→ Exercise aim:
Going through the data below, copy out each line where the word "database" shows up.

Entries from a dataset of interfaces:
%%
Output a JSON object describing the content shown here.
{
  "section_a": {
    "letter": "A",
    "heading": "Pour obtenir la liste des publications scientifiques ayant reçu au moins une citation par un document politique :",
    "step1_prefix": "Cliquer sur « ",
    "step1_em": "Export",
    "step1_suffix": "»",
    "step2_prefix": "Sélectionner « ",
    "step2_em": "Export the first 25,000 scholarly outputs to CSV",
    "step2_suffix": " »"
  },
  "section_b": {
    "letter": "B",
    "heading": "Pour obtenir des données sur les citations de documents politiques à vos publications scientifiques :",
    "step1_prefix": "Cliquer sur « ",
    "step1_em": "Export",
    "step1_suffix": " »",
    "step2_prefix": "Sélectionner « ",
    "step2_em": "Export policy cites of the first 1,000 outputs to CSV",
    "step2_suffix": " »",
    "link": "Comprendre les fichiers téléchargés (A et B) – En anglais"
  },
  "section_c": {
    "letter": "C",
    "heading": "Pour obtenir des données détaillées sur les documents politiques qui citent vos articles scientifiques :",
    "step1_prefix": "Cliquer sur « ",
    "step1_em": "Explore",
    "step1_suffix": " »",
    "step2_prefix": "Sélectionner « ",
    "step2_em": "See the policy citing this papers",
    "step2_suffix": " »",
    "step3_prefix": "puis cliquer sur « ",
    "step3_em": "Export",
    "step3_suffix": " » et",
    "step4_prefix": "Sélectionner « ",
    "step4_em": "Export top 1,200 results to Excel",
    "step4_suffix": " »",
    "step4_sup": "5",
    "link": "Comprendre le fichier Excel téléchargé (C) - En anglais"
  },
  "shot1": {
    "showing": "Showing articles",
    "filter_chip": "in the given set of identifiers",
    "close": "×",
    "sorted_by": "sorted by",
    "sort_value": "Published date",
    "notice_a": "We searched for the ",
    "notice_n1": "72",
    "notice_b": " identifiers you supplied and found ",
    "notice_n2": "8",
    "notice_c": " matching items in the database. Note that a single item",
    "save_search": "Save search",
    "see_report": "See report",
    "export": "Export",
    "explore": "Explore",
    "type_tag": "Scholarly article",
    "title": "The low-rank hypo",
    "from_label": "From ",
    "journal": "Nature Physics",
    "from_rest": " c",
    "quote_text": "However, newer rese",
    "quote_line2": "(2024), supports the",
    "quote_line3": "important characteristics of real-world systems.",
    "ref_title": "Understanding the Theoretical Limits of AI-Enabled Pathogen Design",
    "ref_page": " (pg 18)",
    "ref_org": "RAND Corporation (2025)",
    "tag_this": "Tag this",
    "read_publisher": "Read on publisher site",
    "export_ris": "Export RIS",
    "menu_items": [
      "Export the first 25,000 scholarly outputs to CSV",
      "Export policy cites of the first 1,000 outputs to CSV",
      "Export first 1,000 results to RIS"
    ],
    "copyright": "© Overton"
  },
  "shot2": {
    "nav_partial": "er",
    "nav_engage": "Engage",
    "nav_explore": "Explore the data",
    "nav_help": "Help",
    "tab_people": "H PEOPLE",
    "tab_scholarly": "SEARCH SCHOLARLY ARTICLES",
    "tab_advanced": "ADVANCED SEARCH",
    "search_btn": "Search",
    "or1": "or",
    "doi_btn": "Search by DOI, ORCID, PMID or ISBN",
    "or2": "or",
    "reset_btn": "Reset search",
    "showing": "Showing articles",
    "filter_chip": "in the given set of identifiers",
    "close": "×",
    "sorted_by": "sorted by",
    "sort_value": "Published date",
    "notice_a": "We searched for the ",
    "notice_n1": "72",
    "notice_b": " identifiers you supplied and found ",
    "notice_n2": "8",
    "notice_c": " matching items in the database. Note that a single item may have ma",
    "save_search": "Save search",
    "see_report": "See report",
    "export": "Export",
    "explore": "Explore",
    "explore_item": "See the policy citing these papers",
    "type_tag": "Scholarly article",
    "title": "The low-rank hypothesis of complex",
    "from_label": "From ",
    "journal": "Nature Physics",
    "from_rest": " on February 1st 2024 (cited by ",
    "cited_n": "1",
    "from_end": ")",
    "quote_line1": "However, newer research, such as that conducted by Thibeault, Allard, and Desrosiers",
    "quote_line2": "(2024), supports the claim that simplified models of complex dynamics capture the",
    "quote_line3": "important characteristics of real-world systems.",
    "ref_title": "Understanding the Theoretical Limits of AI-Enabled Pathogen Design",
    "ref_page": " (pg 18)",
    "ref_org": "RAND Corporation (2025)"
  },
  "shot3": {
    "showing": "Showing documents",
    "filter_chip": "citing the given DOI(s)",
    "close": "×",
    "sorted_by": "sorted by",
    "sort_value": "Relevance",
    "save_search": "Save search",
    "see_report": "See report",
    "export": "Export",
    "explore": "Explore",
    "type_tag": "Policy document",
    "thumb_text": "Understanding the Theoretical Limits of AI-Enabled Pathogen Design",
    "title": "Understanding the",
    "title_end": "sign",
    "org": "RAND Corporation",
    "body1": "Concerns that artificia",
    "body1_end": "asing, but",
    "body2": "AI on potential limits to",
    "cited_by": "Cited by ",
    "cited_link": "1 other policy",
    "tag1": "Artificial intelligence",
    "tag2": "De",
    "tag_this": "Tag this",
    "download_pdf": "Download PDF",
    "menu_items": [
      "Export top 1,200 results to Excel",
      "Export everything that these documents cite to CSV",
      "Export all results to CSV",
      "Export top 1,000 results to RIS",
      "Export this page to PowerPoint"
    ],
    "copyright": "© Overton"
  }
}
%%
→ Solution:
    "notice_c": " matching items in the database. Note that a single item",
    "notice_c": " matching items in the database. Note that a single item may have ma",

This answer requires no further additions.